— Begin —
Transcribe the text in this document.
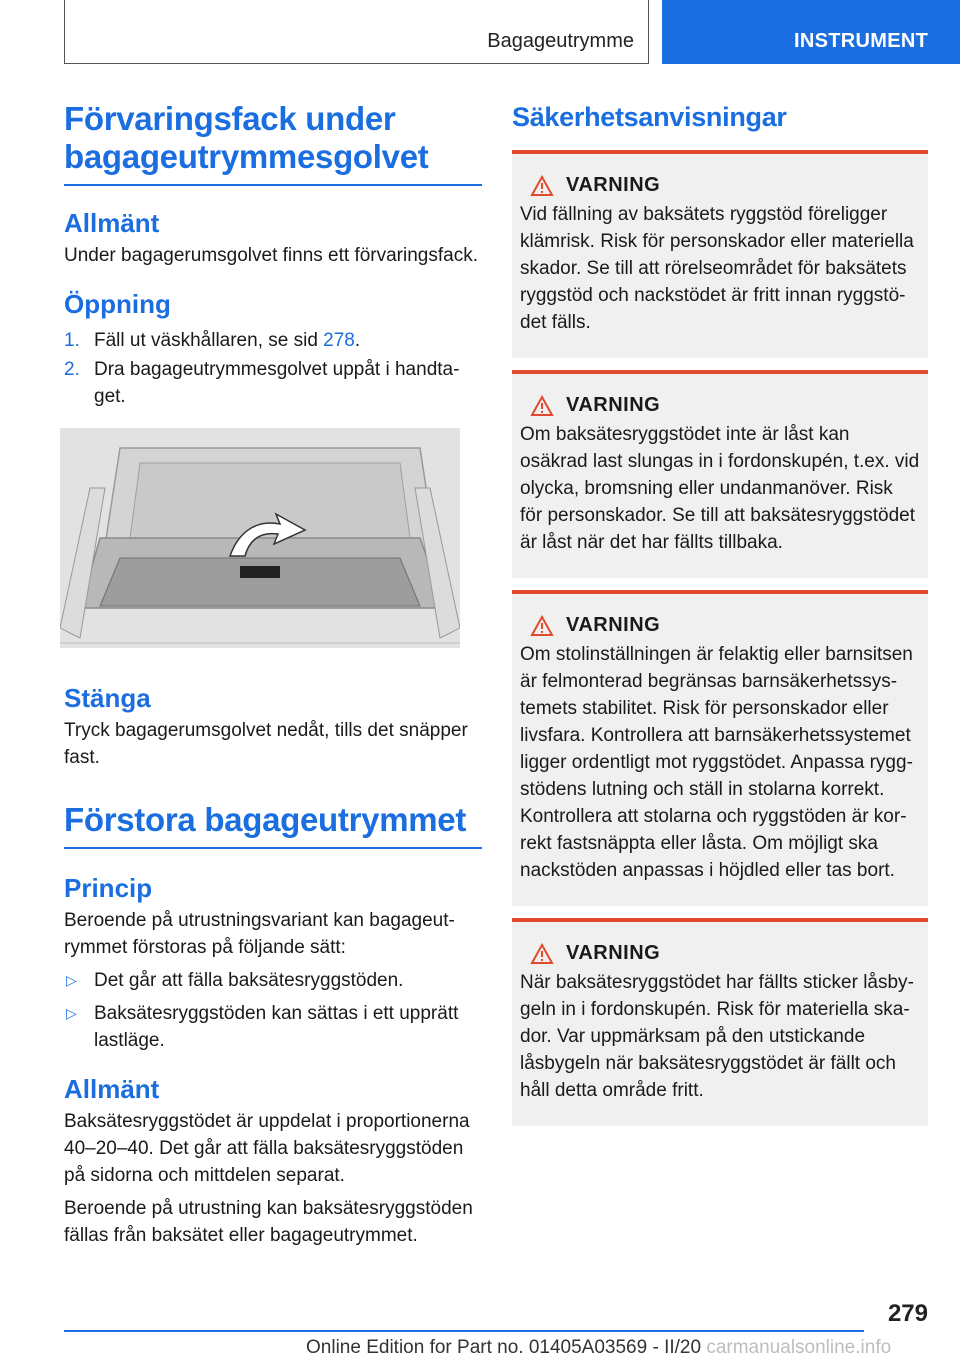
Bagageutrymme	INSTRUMENT
Förvaringsfack under bagageutrymmesgolvet
Allmänt

Under bagagerumsgolvet finns ett förvaringsfack.

Öppning
1. Fäll ut väskhållaren, se sid 278.
2. Dra bagageutrymmesgolvet uppåt i handtaget.
Stänga

Tryck bagagerumsgolvet nedåt, tills det snäpper fast.

Förstora bagageutrymmet
Princip

Beroende på utrustningsvariant kan bagageutrymmet förstoras på följande sätt:

▷ Det går att fälla baksätesryggstöden.
▷ Baksätesryggstöden kan sättas i ett upprätt lastläge.
Allmänt

Baksätesryggstödet är uppdelat i proportionerna 40–20–40. Det går att fälla baksätesryggstöden på sidorna och mittdelen separat.

Beroende på utrustning kan baksätesryggstöden fällas från baksätet eller bagageutrymmet.

Säkerhetsanvisningar
VARNING

Vid fällning av baksätets ryggstöd föreligger klämrisk. Risk för personskador eller materiella skador. Se till att rörelseområdet för baksätets ryggstöd och nackstödet är fritt innan ryggstödet fälls.

VARNING

Om baksätesryggstödet inte är låst kan osäkrad last slungas in i fordonskupén, t.ex. vid olycka, bromsning eller undanmanöver. Risk för personskador. Se till att baksätesryggstödet är låst när det har fällts tillbaka.

VARNING

Om stolinställningen är felaktig eller barnsitsen är felmonterad begränsas barnsäkerhetssystemets stabilitet. Risk för personskador eller livsfara. Kontrollera att barnsäkerhetssystemet ligger ordentligt mot ryggstödet. Anpassa ryggstödens lutning och ställ in stolarna korrekt. Kontrollera att stolarna och ryggstöden är korrekt fastsnäppta eller låsta. Om möjligt ska nackstöden anpassas i höjdled eller tas bort.

VARNING

När baksätesryggstödet har fällts sticker låsbygeln in i fordonskupén. Risk för materiella skador. Var uppmärksam på den utstickande låsbygeln när baksätesryggstödet är fällt och håll detta område fritt.

279
Online Edition for Part no. 01405A03569 - II/20 carmanualsonline.info
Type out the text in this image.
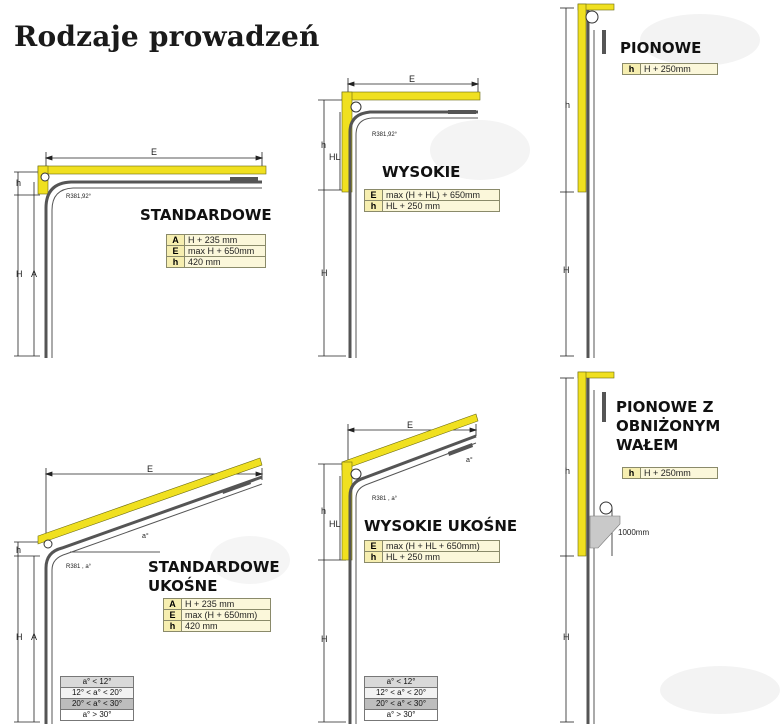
Rodzaje prowadzeń
E
h
H A
R381,92°
STANDARDOWE
A	H + 235 mm
E	max H + 650mm
h	420 mm
E
h
HL
H
R381,92°
WYSOKIE
E	max (H + HL) + 650mm
h	HL + 250 mm
h
H
PIONOWE
h	H + 250mm
E
h
H A
a°
R381 , a°	STANDARDOWE
UKOŚNE
A	H + 235 mm
E	max (H + 650mm)
h	420 mm
a° < 12°
12° < a° < 20°
20° < a° < 30°
a° > 30°
E
h
HL
H
a°
R381 , a°
WYSOKIE UKOŚNE
E	max (H + HL + 650mm)
h	HL + 250 mm
a° < 12°
12° < a° < 20°
20° < a° < 30°
a° > 30°
h
H
1000mm
PIONOWE Z
OBNIŻONYM
WAŁEM
h	H + 250mm
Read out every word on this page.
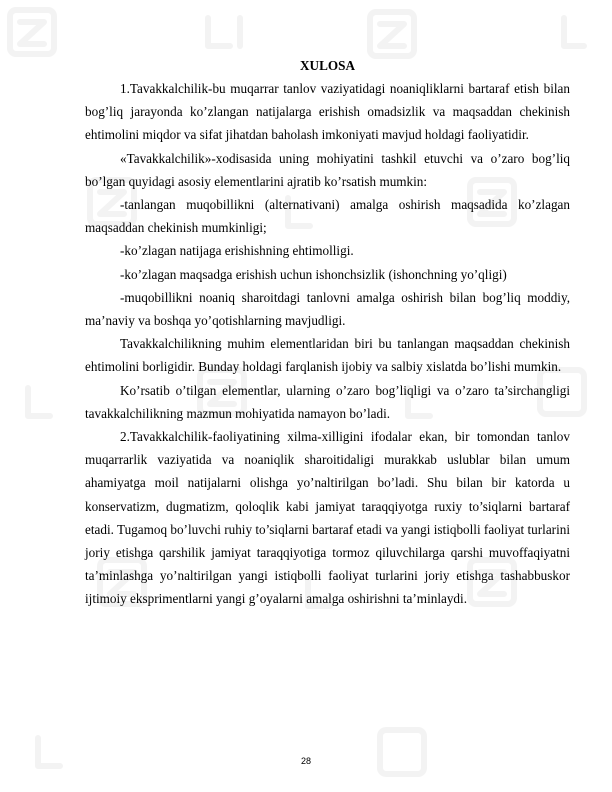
XULOSA

1.Tavakkalchilik-bu muqarrar tanlov vaziyatidagi noaniqliklarni bartaraf etish bilan bog’liq jarayonda ko’zlangan natijalarga erishish omadsizlik va maqsaddan chekinish ehtimolini miqdor va sifat jihatdan baholash imkoniyati mavjud holdagi faoliyatidir.

«Tavakkalchilik»-xodisasida uning mohiyatini tashkil etuvchi va o’zaro bog’liq bo’lgan quyidagi asosiy elementlarini ajratib ko’rsatish mumkin:

-tanlangan muqobillikni (alternativani) amalga oshirish maqsadida ko’zlagan maqsaddan chekinish mumkinligi;

-ko’zlagan natijaga erishishning ehtimolligi.

-ko’zlagan maqsadga erishish uchun ishonchsizlik (ishonchning yo’qligi)

-muqobillikni noaniq sharoitdagi tanlovni amalga oshirish bilan bog’liq moddiy, ma’naviy va boshqa yo’qotishlarning mavjudligi.

Tavakkalchilikning muhim elementlaridan biri bu tanlangan maqsaddan chekinish ehtimolini borligidir. Bunday holdagi farqlanish ijobiy va salbiy xislatda bo’lishi mumkin.

Ko’rsatib o’tilgan elementlar, ularning o’zaro bog’liqligi va o’zaro ta’sirchangligi tavakkalchilikning mazmun mohiyatida namayon bo’ladi.

2.Tavakkalchilik-faoliyatining xilma-xilligini ifodalar ekan, bir tomondan tanlov muqarrarlik vaziyatida va noaniqlik sharoitidaligi murakkab uslublar bilan umum ahamiyatga moil natijalarni olishga yo’naltirilgan bo’ladi. Shu bilan bir katorda u konservatizm, dugmatizm, qoloqlik kabi jamiyat taraqqiyotga ruxiy to’siqlarni bartaraf etadi. Tugamoq bo’luvchi ruhiy to’siqlarni bartaraf etadi va yangi istiqbolli faoliyat turlarini joriy etishga qarshilik jamiyat taraqqiyotiga tormoz qiluvchilarga qarshi muvoffaqiyatni ta’minlashga yo’naltirilgan yangi istiqbolli faoliyat turlarini joriy etishga tashabbuskor ijtimoiy eksprimentlarni yangi g’oyalarni amalga oshirishni ta’minlaydi.

28
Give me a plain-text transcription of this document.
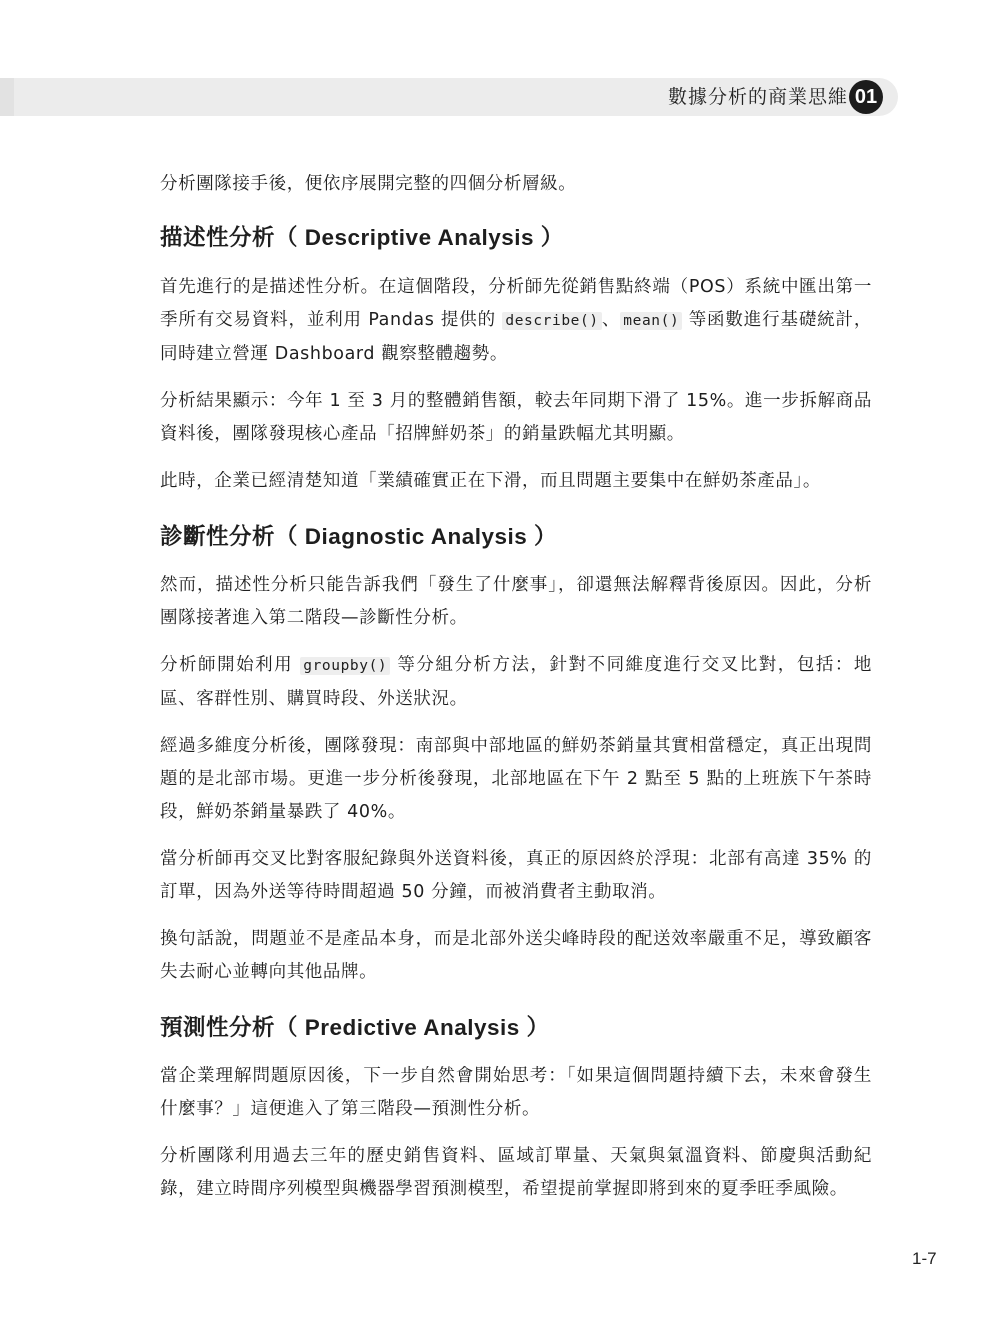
數據分析的商業思維 01

分析團隊接手後，便依序展開完整的四個分析層級。

描述性分析（ Descriptive Analysis ）

首先進行的是描述性分析。在這個階段，分析師先從銷售點終端（POS）系統中匯出第一季所有交易資料，並利用 Pandas 提供的 describe() 、 mean() 等函數進行基礎統計，同時建立營運 Dashboard 觀察整體趨勢。

分析結果顯示：今年 1 至 3 月的整體銷售額，較去年同期下滑了 15%。進一步拆解商品資料後，團隊發現核心產品「招牌鮮奶茶」的銷量跌幅尤其明顯。

此時，企業已經清楚知道「業績確實正在下滑，而且問題主要集中在鮮奶茶產品」。

診斷性分析（ Diagnostic Analysis ）

然而，描述性分析只能告訴我們「發生了什麼事」，卻還無法解釋背後原因。因此，分析團隊接著進入第二階段—診斷性分析。

分析師開始利用 groupby() 等分組分析方法，針對不同維度進行交叉比對，包括：地區、客群性別、購買時段、外送狀況。

經過多維度分析後，團隊發現：南部與中部地區的鮮奶茶銷量其實相當穩定，真正出現問題的是北部市場。更進一步分析後發現，北部地區在下午 2 點至 5 點的上班族下午茶時段，鮮奶茶銷量暴跌了 40%。

當分析師再交叉比對客服紀錄與外送資料後，真正的原因終於浮現：北部有高達 35% 的訂單，因為外送等待時間超過 50 分鐘，而被消費者主動取消。

換句話說，問題並不是產品本身，而是北部外送尖峰時段的配送效率嚴重不足，導致顧客失去耐心並轉向其他品牌。

預測性分析（ Predictive Analysis ）

當企業理解問題原因後，下一步自然會開始思考：「如果這個問題持續下去，未來會發生什麼事？」這便進入了第三階段—預測性分析。

分析團隊利用過去三年的歷史銷售資料、區域訂單量、天氣與氣溫資料、節慶與活動紀錄，建立時間序列模型與機器學習預測模型，希望提前掌握即將到來的夏季旺季風險。

1-7
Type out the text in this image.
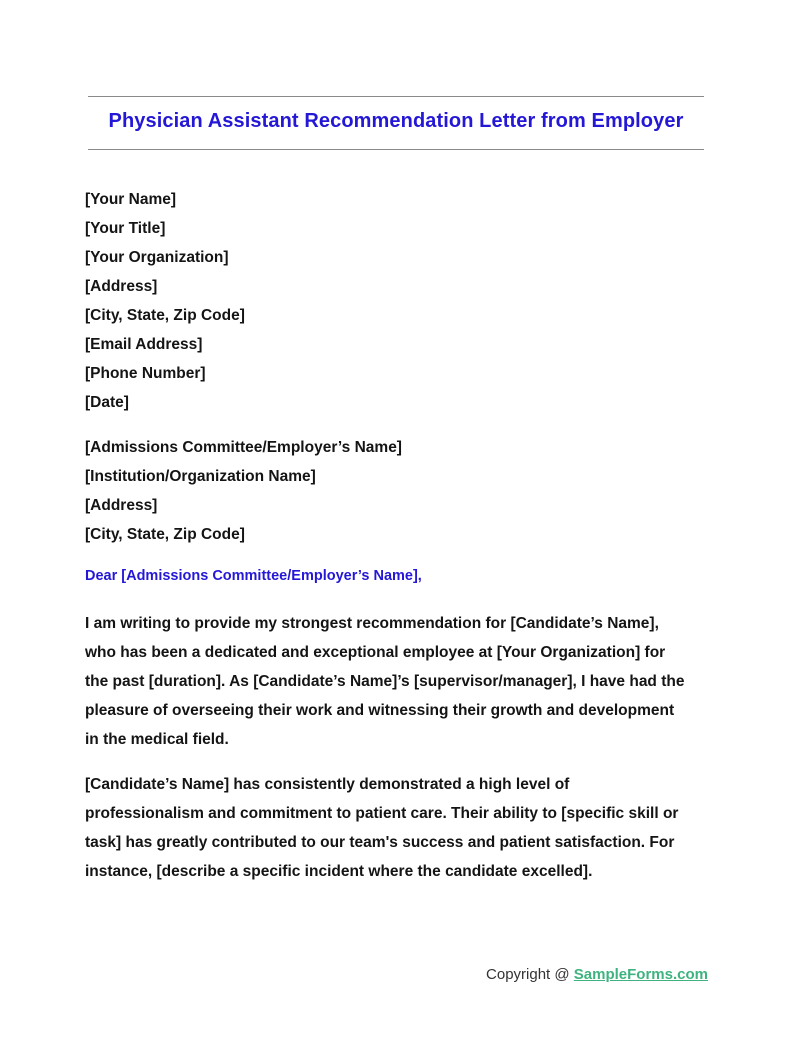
Physician Assistant Recommendation Letter from Employer
[Your Name]
[Your Title]
[Your Organization]
[Address]
[City, State, Zip Code]
[Email Address]
[Phone Number]
[Date]
[Admissions Committee/Employer’s Name]
[Institution/Organization Name]
[Address]
[City, State, Zip Code]
Dear [Admissions Committee/Employer’s Name],
I am writing to provide my strongest recommendation for [Candidate’s Name],
who has been a dedicated and exceptional employee at [Your Organization] for
the past [duration]. As [Candidate’s Name]’s [supervisor/manager], I have had the
pleasure of overseeing their work and witnessing their growth and development
in the medical field.
[Candidate’s Name] has consistently demonstrated a high level of
professionalism and commitment to patient care. Their ability to [specific skill or
task] has greatly contributed to our team's success and patient satisfaction. For
instance, [describe a specific incident where the candidate excelled].
Copyright @ SampleForms.com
— End —
→ TASK GOAL:
State how many lines above contain the string "document", with no other words.

→ ANSWER IN FULL:
2